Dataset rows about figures
■ ■ ■ ■ ■

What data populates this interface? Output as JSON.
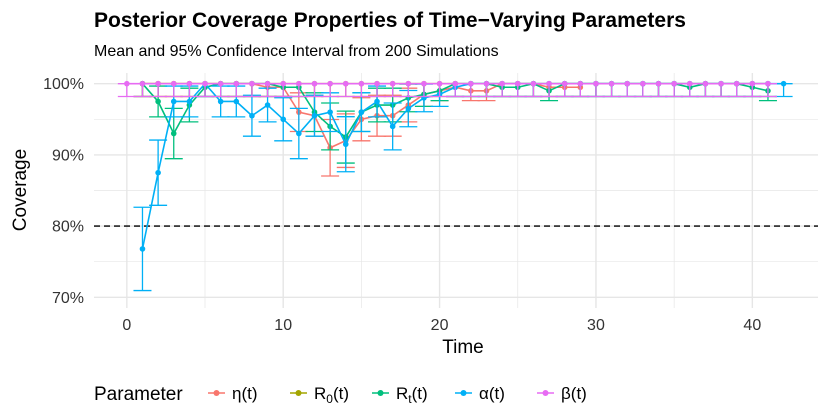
{
  "chart_data": {
    "type": "line",
    "title": "Posterior Coverage Properties of Time−Varying Parameters",
    "subtitle": "Mean and 95% Confidence Interval from 200 Simulations",
    "xlabel": "Time",
    "ylabel": "Coverage",
    "xlim": [
      -2.1,
      44.2
    ],
    "ylim": [
      0.685,
      1.015
    ],
    "x_ticks": [
      0,
      10,
      20,
      30,
      40
    ],
    "y_ticks": [
      {
        "value": 0.7,
        "label": "70%"
      },
      {
        "value": 0.8,
        "label": "80%"
      },
      {
        "value": 0.9,
        "label": "90%"
      },
      {
        "value": 1.0,
        "label": "100%"
      }
    ],
    "reference_line": {
      "value": 0.8,
      "style": "dashed",
      "color": "#000000"
    },
    "grid": true,
    "legend": {
      "title": "Parameter",
      "position": "bottom"
    },
    "series": [
      {
        "label_main": "η(t)",
        "label_sub": "",
        "color": "#F8766D",
        "x": [
          1,
          2,
          3,
          4,
          5,
          6,
          7,
          8,
          9,
          10,
          11,
          12,
          13,
          14,
          15,
          16,
          17,
          18,
          19,
          20,
          21,
          22,
          23,
          24,
          25,
          26,
          27,
          28,
          29
        ],
        "y": [
          1.0,
          1.0,
          1.0,
          1.0,
          1.0,
          1.0,
          1.0,
          1.0,
          0.995,
          0.995,
          0.96,
          0.955,
          0.91,
          0.92,
          0.95,
          0.955,
          0.955,
          0.97,
          0.985,
          0.99,
          0.995,
          0.99,
          0.99,
          1.0,
          1.0,
          1.0,
          0.995,
          0.995,
          0.995
        ]
      },
      {
        "label_main": "R",
        "label_sub": "0",
        "color": "#A3A500",
        "x": [
          1,
          2,
          3,
          4,
          5,
          6,
          7,
          8,
          9,
          10,
          11,
          12,
          13,
          14,
          15,
          16,
          17,
          18,
          19,
          20,
          21,
          22,
          23,
          24,
          25,
          26,
          27,
          28,
          29,
          30,
          31,
          32,
          33,
          34,
          35,
          36,
          37,
          38,
          39,
          40,
          41
        ],
        "y": [
          1.0,
          1.0,
          1.0,
          1.0,
          1.0,
          1.0,
          1.0,
          1.0,
          1.0,
          1.0,
          1.0,
          1.0,
          1.0,
          1.0,
          1.0,
          1.0,
          1.0,
          1.0,
          1.0,
          1.0,
          1.0,
          1.0,
          1.0,
          1.0,
          1.0,
          1.0,
          1.0,
          1.0,
          1.0,
          1.0,
          1.0,
          1.0,
          1.0,
          1.0,
          1.0,
          1.0,
          1.0,
          1.0,
          1.0,
          1.0,
          1.0
        ]
      },
      {
        "label_main": "R",
        "label_sub": "t",
        "color": "#00BF7D",
        "x": [
          1,
          2,
          3,
          4,
          5,
          6,
          7,
          8,
          9,
          10,
          11,
          12,
          13,
          14,
          15,
          16,
          17,
          18,
          19,
          20,
          21,
          22,
          23,
          24,
          25,
          26,
          27,
          28,
          29,
          30,
          31,
          32,
          33,
          34,
          35,
          36,
          37,
          38,
          39,
          40,
          41
        ],
        "y": [
          1.0,
          0.975,
          0.93,
          0.97,
          0.995,
          1.0,
          1.0,
          1.0,
          1.0,
          0.995,
          0.995,
          0.96,
          0.94,
          0.925,
          0.96,
          0.97,
          0.97,
          0.98,
          0.985,
          0.99,
          1.0,
          1.0,
          1.0,
          0.995,
          0.995,
          1.0,
          0.99,
          1.0,
          1.0,
          1.0,
          1.0,
          1.0,
          1.0,
          1.0,
          1.0,
          0.995,
          1.0,
          1.0,
          1.0,
          0.995,
          0.99
        ]
      },
      {
        "label_main": "α(t)",
        "label_sub": "",
        "color": "#00B0F6",
        "x": [
          1,
          2,
          3,
          4,
          5,
          6,
          7,
          8,
          9,
          10,
          11,
          12,
          13,
          14,
          15,
          16,
          17,
          18,
          19,
          20,
          21,
          22,
          23,
          24,
          25,
          26,
          27,
          28,
          29,
          30,
          31,
          32,
          33,
          34,
          35,
          36,
          37,
          38,
          39,
          40,
          41,
          42
        ],
        "y": [
          0.768,
          0.875,
          0.975,
          0.975,
          1.0,
          0.975,
          0.975,
          0.955,
          0.97,
          0.95,
          0.93,
          0.955,
          0.96,
          0.915,
          0.96,
          0.975,
          0.94,
          0.965,
          0.98,
          0.985,
          0.995,
          1.0,
          1.0,
          1.0,
          1.0,
          1.0,
          1.0,
          1.0,
          1.0,
          1.0,
          1.0,
          1.0,
          1.0,
          1.0,
          1.0,
          1.0,
          1.0,
          1.0,
          1.0,
          1.0,
          1.0,
          1.0
        ]
      },
      {
        "label_main": "β(t)",
        "label_sub": "",
        "color": "#E76BF3",
        "x": [
          0,
          1,
          2,
          3,
          4,
          5,
          6,
          7,
          8,
          9,
          10,
          11,
          12,
          13,
          14,
          15,
          16,
          17,
          18,
          19,
          20,
          21,
          22,
          23,
          24,
          25,
          26,
          27,
          28,
          29,
          30,
          31,
          32,
          33,
          34,
          35,
          36,
          37,
          38,
          39,
          40,
          41
        ],
        "y": [
          1.0,
          1.0,
          1.0,
          1.0,
          1.0,
          1.0,
          1.0,
          1.0,
          1.0,
          1.0,
          1.0,
          1.0,
          1.0,
          1.0,
          1.0,
          1.0,
          1.0,
          1.0,
          1.0,
          1.0,
          1.0,
          1.0,
          1.0,
          1.0,
          1.0,
          1.0,
          1.0,
          1.0,
          1.0,
          1.0,
          1.0,
          1.0,
          1.0,
          1.0,
          1.0,
          1.0,
          1.0,
          1.0,
          1.0,
          1.0,
          1.0,
          1.0
        ]
      }
    ]
  }
}
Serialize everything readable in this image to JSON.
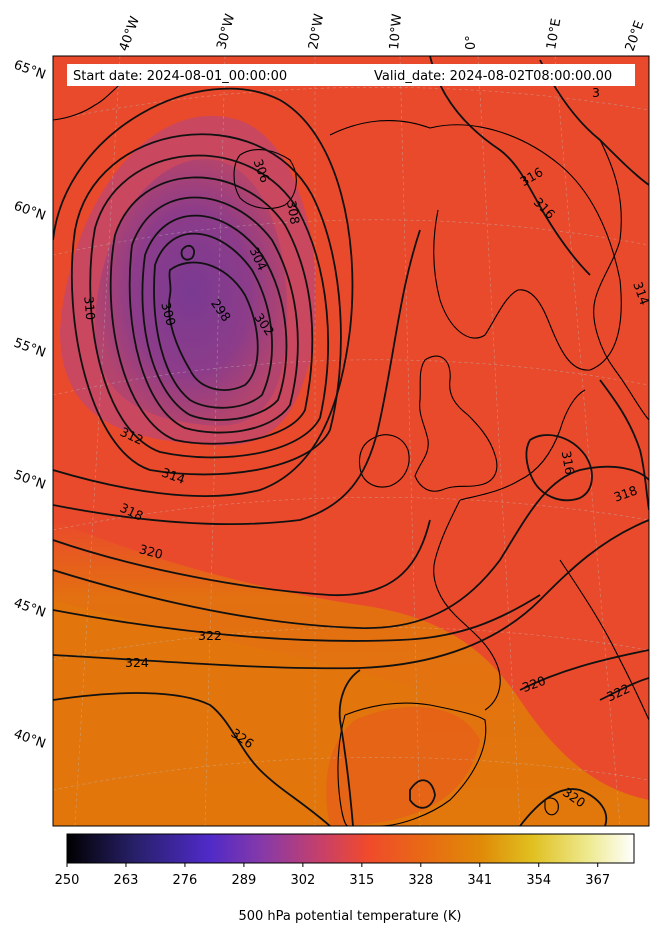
{
  "header": {
    "start_date": "Start date: 2024-08-01_00:00:00",
    "valid_date": "Valid_date: 2024-08-02T08:00:00.00"
  },
  "lon_labels": [
    "40°W",
    "30°W",
    "20°W",
    "10°W",
    "0°",
    "10°E",
    "20°E"
  ],
  "lat_labels": [
    "65°N",
    "60°N",
    "55°N",
    "50°N",
    "45°N",
    "40°N"
  ],
  "contour_labels": [
    "298",
    "300",
    "302",
    "304",
    "306",
    "308",
    "310",
    "312",
    "314",
    "316",
    "316",
    "314",
    "316",
    "318",
    "318",
    "320",
    "320",
    "322",
    "322",
    "324",
    "326",
    "320",
    "3"
  ],
  "colorbar": {
    "ticks": [
      "250",
      "263",
      "276",
      "289",
      "302",
      "315",
      "328",
      "341",
      "354",
      "367"
    ],
    "label": "500 hPa potential temperature (K)",
    "colors": [
      "#000000",
      "#28206a",
      "#4f2ac8",
      "#8a3aa6",
      "#c84068",
      "#f04a2c",
      "#e86a14",
      "#e08a08",
      "#e0c020",
      "#eeea90",
      "#ffffff"
    ]
  },
  "field_colors": {
    "low_center": "#7a3a92",
    "ring": "#b2446e",
    "main": "#ea4a2c",
    "warm": "#e2760c"
  }
}
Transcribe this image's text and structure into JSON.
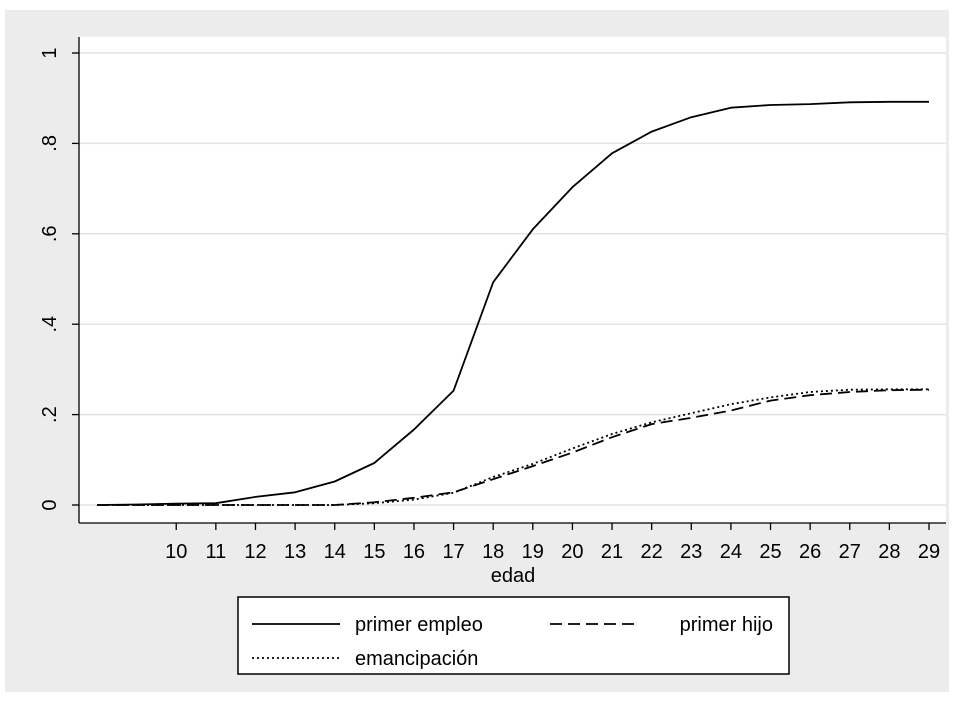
{
  "chart_data": {
    "type": "line",
    "title": "",
    "xlabel": "edad",
    "ylabel": "",
    "xlim": [
      8,
      29
    ],
    "ylim": [
      0,
      1
    ],
    "x_ticks": [
      10,
      11,
      12,
      13,
      14,
      15,
      16,
      17,
      18,
      19,
      20,
      21,
      22,
      23,
      24,
      25,
      26,
      27,
      28,
      29
    ],
    "y_ticks": [
      {
        "value": 0,
        "label": "0"
      },
      {
        "value": 0.2,
        "label": ".2"
      },
      {
        "value": 0.4,
        "label": ".4"
      },
      {
        "value": 0.6,
        "label": ".6"
      },
      {
        "value": 0.8,
        "label": ".8"
      },
      {
        "value": 1,
        "label": "1"
      }
    ],
    "grid": true,
    "legend_position": "bottom",
    "x": [
      8,
      9,
      10,
      11,
      12,
      13,
      14,
      15,
      16,
      17,
      18,
      19,
      20,
      21,
      22,
      23,
      24,
      25,
      26,
      27,
      28,
      29
    ],
    "series": [
      {
        "name": "primer empleo",
        "style": "solid",
        "values": [
          0.0,
          0.001,
          0.003,
          0.004,
          0.018,
          0.028,
          0.052,
          0.093,
          0.167,
          0.253,
          0.493,
          0.61,
          0.703,
          0.778,
          0.826,
          0.858,
          0.879,
          0.885,
          0.887,
          0.891,
          0.892,
          0.892
        ]
      },
      {
        "name": "primer hijo",
        "style": "dashed",
        "values": [
          0.0,
          0.0,
          0.0,
          0.0,
          0.0,
          0.0,
          0.0,
          0.006,
          0.016,
          0.028,
          0.057,
          0.086,
          0.116,
          0.15,
          0.179,
          0.193,
          0.209,
          0.231,
          0.243,
          0.25,
          0.254,
          0.255
        ]
      },
      {
        "name": "emancipación",
        "style": "dotted",
        "values": [
          0.0,
          0.0,
          0.0,
          0.0,
          0.0,
          0.0,
          0.0,
          0.004,
          0.012,
          0.027,
          0.062,
          0.091,
          0.125,
          0.157,
          0.183,
          0.203,
          0.223,
          0.238,
          0.25,
          0.255,
          0.256,
          0.256
        ]
      }
    ]
  },
  "colors": {
    "frame_bg": "#ececec",
    "plot_bg": "#ffffff",
    "grid": "#e3e3e3",
    "line": "#000000"
  }
}
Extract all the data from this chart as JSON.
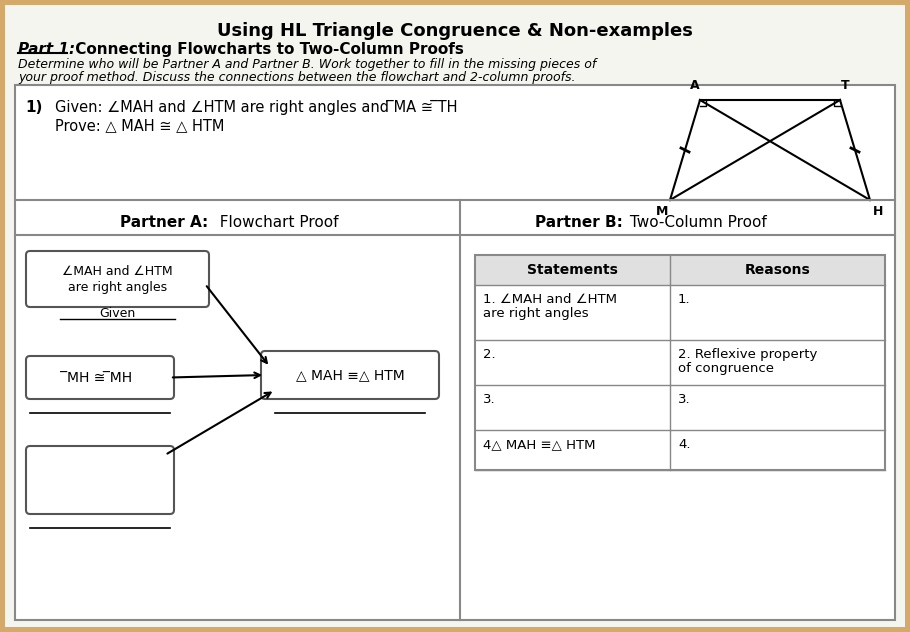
{
  "title": "Using HL Triangle Congruence & Non-examples",
  "part_label": "Part 1:",
  "part_title": " Connecting Flowcharts to Two-Column Proofs",
  "desc_line1": "Determine who will be Partner A and Partner B. Work together to fill in the missing pieces of",
  "desc_line2": "your proof method. Discuss the connections between the flowchart and 2-column proofs.",
  "problem_num": "1)",
  "given_text": "Given: ∠MAH and ∠HTM are right angles and ̅MA ≅ ̅TH",
  "prove_text": "Prove: △ MAH ≅ △ HTM",
  "partner_a_label": "Partner A:",
  "partner_a_title": "  Flowchart Proof",
  "partner_b_label": "Partner B:",
  "partner_b_title": " Two-Column Proof",
  "box1_line1": "∠MAH and ∠HTM",
  "box1_line2": "are right angles",
  "box1_sub": "Given",
  "box2_text": "̅MH ≅ ̅MH",
  "box3_text": "△ MAH ≡△ HTM",
  "statements_header": "Statements",
  "reasons_header": "Reasons",
  "stmt1_line1": "1. ∠MAH and ∠HTM",
  "stmt1_line2": "are right angles",
  "reason1": "1.",
  "stmt2": "2.",
  "reason2_line1": "2. Reflexive property",
  "reason2_line2": "of congruence",
  "stmt3": "3.",
  "reason3": "3.",
  "stmt4": "4△ MAH ≡△ HTM",
  "reason4": "4.",
  "bg_color": "#d4a96a",
  "paper_color": "#f5f5f0",
  "box_color": "#ffffff",
  "border_color": "#555555",
  "table_header_bg": "#e8e8e8"
}
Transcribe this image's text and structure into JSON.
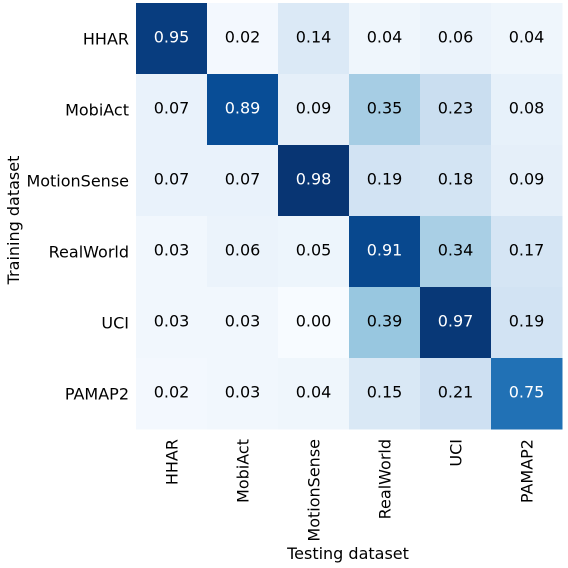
{
  "chart_data": {
    "type": "heatmap",
    "title": "",
    "xlabel": "Testing dataset",
    "ylabel": "Training dataset",
    "x_categories": [
      "HHAR",
      "MobiAct",
      "MotionSense",
      "RealWorld",
      "UCI",
      "PAMAP2"
    ],
    "y_categories": [
      "HHAR",
      "MobiAct",
      "MotionSense",
      "RealWorld",
      "UCI",
      "PAMAP2"
    ],
    "values": [
      [
        0.95,
        0.02,
        0.14,
        0.04,
        0.06,
        0.04
      ],
      [
        0.07,
        0.89,
        0.09,
        0.35,
        0.23,
        0.08
      ],
      [
        0.07,
        0.07,
        0.98,
        0.19,
        0.18,
        0.09
      ],
      [
        0.03,
        0.06,
        0.05,
        0.91,
        0.34,
        0.17
      ],
      [
        0.03,
        0.03,
        0.0,
        0.39,
        0.97,
        0.19
      ],
      [
        0.02,
        0.03,
        0.04,
        0.15,
        0.21,
        0.75
      ]
    ],
    "value_range": [
      0,
      1
    ],
    "colormap": "Blues",
    "value_format": "0.00",
    "colorbar": false,
    "grid": false
  }
}
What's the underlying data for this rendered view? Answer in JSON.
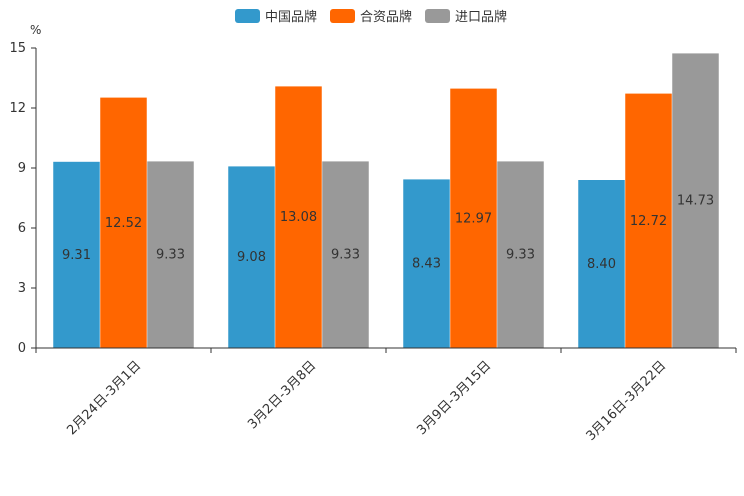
{
  "chart_data": {
    "type": "bar",
    "unit": "%",
    "categories": [
      "2月24日-3月1日",
      "3月2日-3月8日",
      "3月9日-3月15日",
      "3月16日-3月22日"
    ],
    "series": [
      {
        "name": "中国品牌",
        "color": "#3399CC",
        "values": [
          9.31,
          9.08,
          8.43,
          8.4
        ],
        "labels": [
          "9.31",
          "9.08",
          "8.43",
          "8.40"
        ]
      },
      {
        "name": "合资品牌",
        "color": "#FF6600",
        "values": [
          12.52,
          13.08,
          12.97,
          12.72
        ],
        "labels": [
          "12.52",
          "13.08",
          "12.97",
          "12.72"
        ]
      },
      {
        "name": "进口品牌",
        "color": "#999999",
        "values": [
          9.33,
          9.33,
          9.33,
          14.73
        ],
        "labels": [
          "9.33",
          "9.33",
          "9.33",
          "14.73"
        ]
      }
    ],
    "ylim": [
      0,
      15
    ],
    "yticks": [
      0,
      3,
      6,
      9,
      12,
      15
    ],
    "grid": false,
    "legend": "top-center"
  }
}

■ ■ ■ ■ ■

- **WHAT IS BEING ASKED**: In the records above, collect each line with "JSON".

- **TASK RESULT**:
What data populates this interface? Output as JSON.
Serialize everything readable in this image to JSON.
Transcribe this image's text and structure into JSON.
Extract all the data from this chart as JSON.
Transcribe this image's text and structure into JSON.
What's the underlying data for this rendered view? Answer in JSON.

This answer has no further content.